Some records:
● ● ●
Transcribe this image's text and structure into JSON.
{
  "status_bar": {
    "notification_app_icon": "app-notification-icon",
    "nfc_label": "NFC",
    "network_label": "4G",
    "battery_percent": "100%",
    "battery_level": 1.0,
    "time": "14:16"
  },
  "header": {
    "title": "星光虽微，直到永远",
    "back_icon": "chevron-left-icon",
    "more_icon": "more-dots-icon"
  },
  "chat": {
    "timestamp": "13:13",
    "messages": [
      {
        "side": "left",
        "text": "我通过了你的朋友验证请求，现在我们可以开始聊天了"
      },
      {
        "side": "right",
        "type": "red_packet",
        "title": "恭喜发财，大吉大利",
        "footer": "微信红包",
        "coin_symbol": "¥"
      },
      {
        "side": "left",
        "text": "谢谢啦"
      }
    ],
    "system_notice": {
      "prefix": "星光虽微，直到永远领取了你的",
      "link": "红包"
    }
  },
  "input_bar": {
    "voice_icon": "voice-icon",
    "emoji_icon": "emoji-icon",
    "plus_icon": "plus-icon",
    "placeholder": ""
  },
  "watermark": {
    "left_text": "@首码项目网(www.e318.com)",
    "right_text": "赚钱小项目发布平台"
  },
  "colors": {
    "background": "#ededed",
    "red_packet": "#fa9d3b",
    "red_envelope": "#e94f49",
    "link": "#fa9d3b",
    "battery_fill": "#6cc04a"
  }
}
● ● ●
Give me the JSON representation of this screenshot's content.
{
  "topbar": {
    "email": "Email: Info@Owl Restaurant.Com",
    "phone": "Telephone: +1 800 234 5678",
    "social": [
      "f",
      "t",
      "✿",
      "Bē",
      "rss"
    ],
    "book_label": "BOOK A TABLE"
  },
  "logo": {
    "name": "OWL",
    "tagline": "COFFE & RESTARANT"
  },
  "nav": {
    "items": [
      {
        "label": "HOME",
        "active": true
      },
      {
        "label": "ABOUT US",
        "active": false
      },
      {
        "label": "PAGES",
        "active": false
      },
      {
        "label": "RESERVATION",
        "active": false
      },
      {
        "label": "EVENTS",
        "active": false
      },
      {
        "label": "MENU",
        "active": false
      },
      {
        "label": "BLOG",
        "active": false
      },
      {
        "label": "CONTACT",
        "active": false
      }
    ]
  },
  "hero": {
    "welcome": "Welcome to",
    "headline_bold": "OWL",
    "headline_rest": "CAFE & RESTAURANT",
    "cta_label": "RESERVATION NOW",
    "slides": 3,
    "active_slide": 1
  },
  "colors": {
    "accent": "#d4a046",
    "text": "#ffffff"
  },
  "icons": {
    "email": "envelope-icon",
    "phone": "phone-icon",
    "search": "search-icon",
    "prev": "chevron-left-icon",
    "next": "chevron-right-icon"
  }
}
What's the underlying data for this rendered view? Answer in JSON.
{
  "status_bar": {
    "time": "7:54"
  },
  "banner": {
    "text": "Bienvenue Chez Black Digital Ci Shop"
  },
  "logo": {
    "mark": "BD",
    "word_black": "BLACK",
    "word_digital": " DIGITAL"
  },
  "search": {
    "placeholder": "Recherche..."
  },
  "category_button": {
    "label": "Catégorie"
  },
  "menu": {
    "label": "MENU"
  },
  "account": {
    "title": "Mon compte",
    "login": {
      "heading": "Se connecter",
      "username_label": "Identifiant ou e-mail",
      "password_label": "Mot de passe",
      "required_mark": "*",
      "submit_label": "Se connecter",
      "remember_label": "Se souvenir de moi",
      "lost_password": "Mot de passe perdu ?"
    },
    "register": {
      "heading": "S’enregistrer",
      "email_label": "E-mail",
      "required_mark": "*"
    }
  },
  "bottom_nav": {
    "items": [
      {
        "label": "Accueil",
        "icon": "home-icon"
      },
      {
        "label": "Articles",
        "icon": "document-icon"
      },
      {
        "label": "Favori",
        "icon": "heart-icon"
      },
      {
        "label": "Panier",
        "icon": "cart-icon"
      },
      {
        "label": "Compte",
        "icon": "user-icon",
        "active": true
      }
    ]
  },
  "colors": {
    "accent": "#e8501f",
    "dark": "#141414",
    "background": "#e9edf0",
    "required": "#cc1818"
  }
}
● ● ●
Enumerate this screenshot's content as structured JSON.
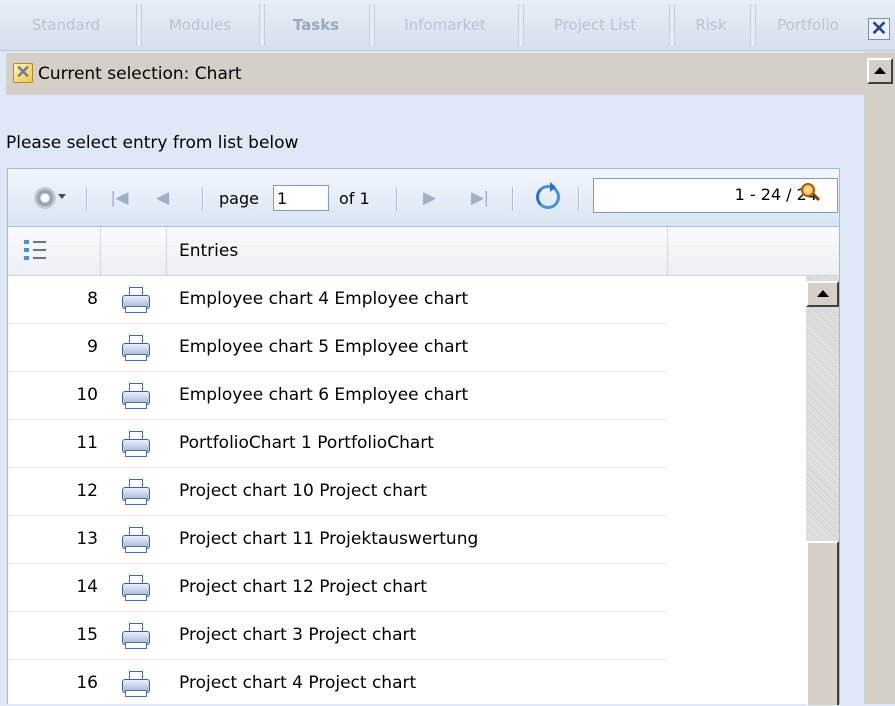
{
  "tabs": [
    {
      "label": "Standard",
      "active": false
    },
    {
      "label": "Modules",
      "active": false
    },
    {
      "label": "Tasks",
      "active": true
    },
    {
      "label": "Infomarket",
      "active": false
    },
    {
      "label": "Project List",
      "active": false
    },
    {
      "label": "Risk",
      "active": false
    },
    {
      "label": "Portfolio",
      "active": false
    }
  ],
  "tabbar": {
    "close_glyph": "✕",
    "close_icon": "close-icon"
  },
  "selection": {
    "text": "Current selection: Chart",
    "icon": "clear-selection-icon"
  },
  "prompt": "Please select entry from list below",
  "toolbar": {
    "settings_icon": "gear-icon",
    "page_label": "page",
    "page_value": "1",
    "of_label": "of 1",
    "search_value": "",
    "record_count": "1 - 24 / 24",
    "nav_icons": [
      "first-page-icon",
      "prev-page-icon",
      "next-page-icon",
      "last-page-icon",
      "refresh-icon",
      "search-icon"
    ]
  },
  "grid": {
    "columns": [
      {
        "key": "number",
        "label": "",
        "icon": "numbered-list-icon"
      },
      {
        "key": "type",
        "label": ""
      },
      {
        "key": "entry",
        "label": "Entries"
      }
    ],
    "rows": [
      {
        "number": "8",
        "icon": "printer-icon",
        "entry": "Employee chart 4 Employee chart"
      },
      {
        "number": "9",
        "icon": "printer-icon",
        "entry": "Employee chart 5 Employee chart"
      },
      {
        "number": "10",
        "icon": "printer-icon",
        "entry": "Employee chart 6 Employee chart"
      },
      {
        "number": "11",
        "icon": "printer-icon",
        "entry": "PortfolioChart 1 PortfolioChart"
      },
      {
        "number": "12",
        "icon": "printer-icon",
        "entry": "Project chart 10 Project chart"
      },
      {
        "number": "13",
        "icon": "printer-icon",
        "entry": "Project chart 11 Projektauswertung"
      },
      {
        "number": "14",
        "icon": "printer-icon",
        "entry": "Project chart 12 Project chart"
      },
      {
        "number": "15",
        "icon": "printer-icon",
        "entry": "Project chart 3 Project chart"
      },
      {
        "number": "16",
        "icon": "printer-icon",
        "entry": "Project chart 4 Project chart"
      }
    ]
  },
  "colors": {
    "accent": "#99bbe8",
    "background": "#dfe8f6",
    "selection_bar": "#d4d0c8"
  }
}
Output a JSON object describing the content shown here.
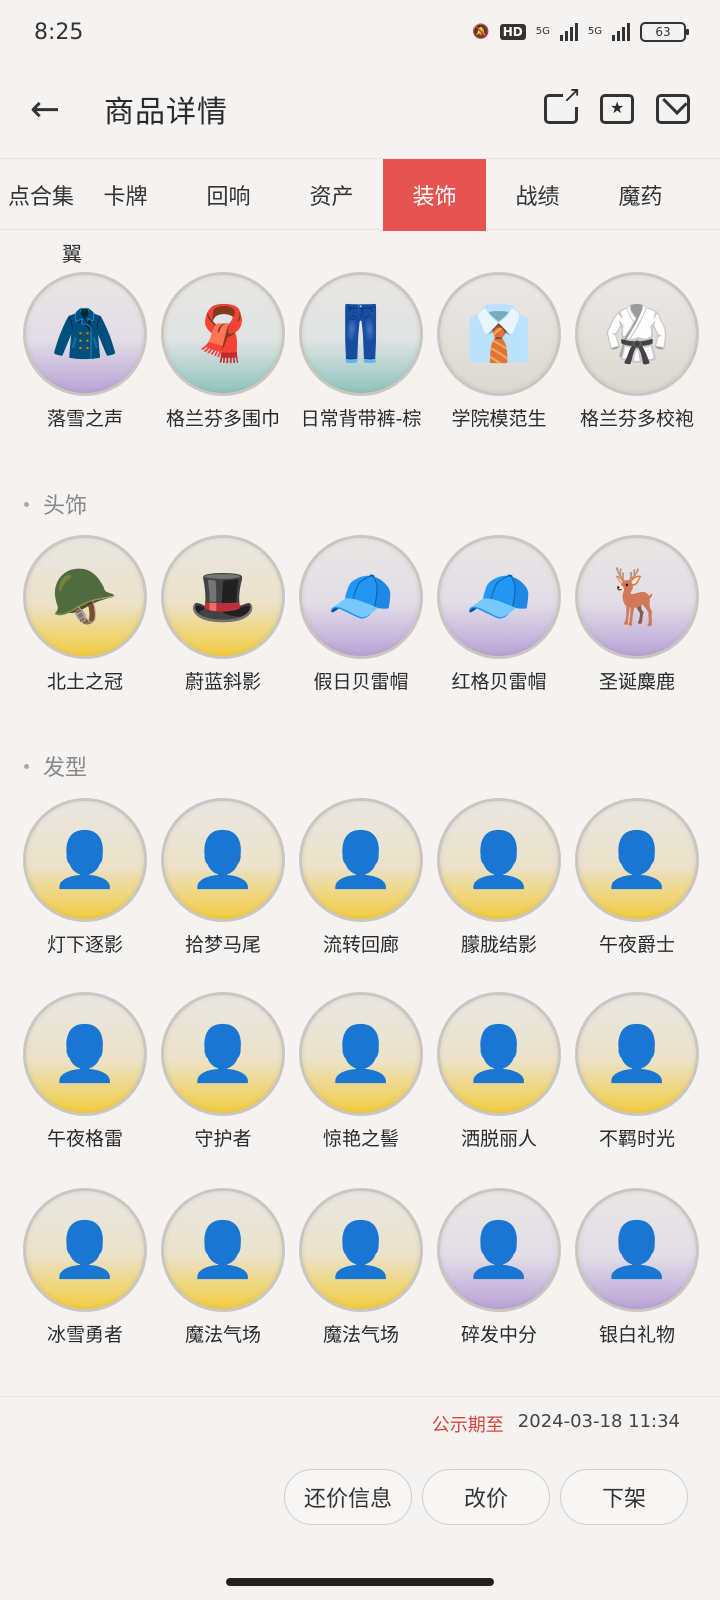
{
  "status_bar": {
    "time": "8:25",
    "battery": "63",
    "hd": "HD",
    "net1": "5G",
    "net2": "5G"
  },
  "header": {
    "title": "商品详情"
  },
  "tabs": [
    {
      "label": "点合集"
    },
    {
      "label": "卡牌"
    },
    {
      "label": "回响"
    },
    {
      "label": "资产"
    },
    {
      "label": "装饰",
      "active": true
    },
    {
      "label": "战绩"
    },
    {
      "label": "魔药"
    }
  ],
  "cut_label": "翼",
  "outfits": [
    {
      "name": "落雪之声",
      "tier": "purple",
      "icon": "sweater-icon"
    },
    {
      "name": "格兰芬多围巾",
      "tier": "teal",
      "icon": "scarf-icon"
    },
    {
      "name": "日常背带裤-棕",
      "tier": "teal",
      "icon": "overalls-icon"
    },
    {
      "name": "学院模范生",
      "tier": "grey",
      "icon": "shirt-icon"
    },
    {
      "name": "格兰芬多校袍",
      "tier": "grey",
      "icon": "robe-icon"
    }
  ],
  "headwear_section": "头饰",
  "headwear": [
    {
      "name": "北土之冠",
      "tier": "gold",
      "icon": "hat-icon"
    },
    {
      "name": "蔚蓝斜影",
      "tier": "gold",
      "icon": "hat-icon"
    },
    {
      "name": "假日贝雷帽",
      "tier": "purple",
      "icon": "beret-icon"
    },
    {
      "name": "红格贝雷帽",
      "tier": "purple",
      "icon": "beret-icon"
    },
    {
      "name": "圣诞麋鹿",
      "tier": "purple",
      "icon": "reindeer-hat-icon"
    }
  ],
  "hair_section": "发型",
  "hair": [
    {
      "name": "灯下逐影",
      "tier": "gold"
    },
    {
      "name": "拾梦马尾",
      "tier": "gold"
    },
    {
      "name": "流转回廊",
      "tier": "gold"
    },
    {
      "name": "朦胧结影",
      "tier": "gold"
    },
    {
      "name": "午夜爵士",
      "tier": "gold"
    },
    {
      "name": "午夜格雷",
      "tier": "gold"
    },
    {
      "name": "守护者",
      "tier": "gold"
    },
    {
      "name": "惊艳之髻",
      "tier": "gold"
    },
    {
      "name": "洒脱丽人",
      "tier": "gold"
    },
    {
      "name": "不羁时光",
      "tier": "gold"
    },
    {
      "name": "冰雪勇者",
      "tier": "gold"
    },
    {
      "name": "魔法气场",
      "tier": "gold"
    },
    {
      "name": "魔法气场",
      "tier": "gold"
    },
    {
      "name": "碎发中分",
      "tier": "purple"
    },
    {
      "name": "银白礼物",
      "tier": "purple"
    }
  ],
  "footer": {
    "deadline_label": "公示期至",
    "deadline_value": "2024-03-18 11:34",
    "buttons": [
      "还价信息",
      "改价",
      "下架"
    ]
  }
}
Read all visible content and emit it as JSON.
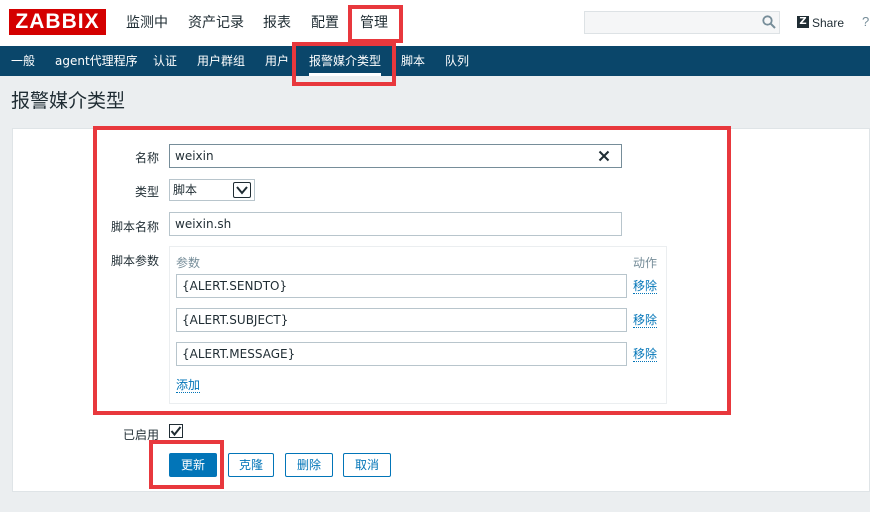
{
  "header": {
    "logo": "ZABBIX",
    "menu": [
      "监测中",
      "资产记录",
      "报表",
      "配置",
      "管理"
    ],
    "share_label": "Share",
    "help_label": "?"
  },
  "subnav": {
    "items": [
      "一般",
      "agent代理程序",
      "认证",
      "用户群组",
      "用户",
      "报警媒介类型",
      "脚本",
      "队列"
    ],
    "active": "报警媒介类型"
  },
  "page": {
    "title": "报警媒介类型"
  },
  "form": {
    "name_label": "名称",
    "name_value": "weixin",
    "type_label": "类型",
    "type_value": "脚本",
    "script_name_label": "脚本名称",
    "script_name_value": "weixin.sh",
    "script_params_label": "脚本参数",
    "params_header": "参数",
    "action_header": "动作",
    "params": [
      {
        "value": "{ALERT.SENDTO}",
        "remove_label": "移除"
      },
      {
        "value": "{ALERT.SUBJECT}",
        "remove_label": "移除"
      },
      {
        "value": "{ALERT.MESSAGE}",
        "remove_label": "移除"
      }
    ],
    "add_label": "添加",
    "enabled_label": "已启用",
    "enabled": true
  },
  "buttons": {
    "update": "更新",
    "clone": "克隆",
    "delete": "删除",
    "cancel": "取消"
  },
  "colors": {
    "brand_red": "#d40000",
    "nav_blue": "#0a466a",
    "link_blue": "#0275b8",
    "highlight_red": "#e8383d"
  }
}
● ● ●
### What is being asked
Search the listing above for the string "JSON". Copy every line that contains it.

### Full solution
Transcribe this image's text and structure into JSON.
Give me the JSON representation of this screenshot's content.
What's the underlying data for this rendered view? Answer in JSON.
Enumerate this screenshot's content as structured JSON.
Output a JSON object describing the content shown here.
Read all visible content and emit it as JSON.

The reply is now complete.